━━━━━ Data for this exercise ━━━━━
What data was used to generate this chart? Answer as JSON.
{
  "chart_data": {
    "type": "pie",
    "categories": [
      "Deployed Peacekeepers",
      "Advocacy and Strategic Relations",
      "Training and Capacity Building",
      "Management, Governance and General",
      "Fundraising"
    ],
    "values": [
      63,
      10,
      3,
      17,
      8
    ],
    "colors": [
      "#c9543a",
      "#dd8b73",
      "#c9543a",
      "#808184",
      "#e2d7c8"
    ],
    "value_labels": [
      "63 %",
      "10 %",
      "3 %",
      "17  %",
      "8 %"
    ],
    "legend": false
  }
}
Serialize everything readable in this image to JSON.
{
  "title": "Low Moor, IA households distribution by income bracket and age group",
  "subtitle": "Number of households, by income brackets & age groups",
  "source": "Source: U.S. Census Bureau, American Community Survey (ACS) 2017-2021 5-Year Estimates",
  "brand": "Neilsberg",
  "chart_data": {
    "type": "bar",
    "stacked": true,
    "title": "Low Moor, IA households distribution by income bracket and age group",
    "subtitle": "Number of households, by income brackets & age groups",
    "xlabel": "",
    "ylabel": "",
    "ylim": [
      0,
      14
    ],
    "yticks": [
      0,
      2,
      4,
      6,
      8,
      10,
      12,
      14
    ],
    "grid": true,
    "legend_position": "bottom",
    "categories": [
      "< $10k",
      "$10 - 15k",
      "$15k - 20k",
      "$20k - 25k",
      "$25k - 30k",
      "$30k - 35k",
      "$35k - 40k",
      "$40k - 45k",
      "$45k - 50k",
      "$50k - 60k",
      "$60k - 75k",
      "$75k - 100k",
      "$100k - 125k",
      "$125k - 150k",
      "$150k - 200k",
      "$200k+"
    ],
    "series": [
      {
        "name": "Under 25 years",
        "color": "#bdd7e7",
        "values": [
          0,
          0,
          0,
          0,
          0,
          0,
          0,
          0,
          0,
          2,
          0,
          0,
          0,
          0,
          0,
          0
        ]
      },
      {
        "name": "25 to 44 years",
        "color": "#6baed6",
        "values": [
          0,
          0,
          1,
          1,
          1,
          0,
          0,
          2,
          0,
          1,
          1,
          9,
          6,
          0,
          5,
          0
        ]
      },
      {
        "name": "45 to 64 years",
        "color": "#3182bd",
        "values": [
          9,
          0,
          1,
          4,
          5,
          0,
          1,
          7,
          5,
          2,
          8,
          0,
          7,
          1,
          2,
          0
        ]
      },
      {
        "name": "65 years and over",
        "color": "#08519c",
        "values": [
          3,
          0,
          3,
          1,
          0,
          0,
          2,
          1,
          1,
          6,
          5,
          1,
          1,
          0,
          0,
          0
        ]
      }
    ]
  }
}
━━━━━
Find the lines that include the string "JSON", then copy each of them.

What data was used to generate this chart? Answer as JSON.
Serialize everything readable in this image to JSON.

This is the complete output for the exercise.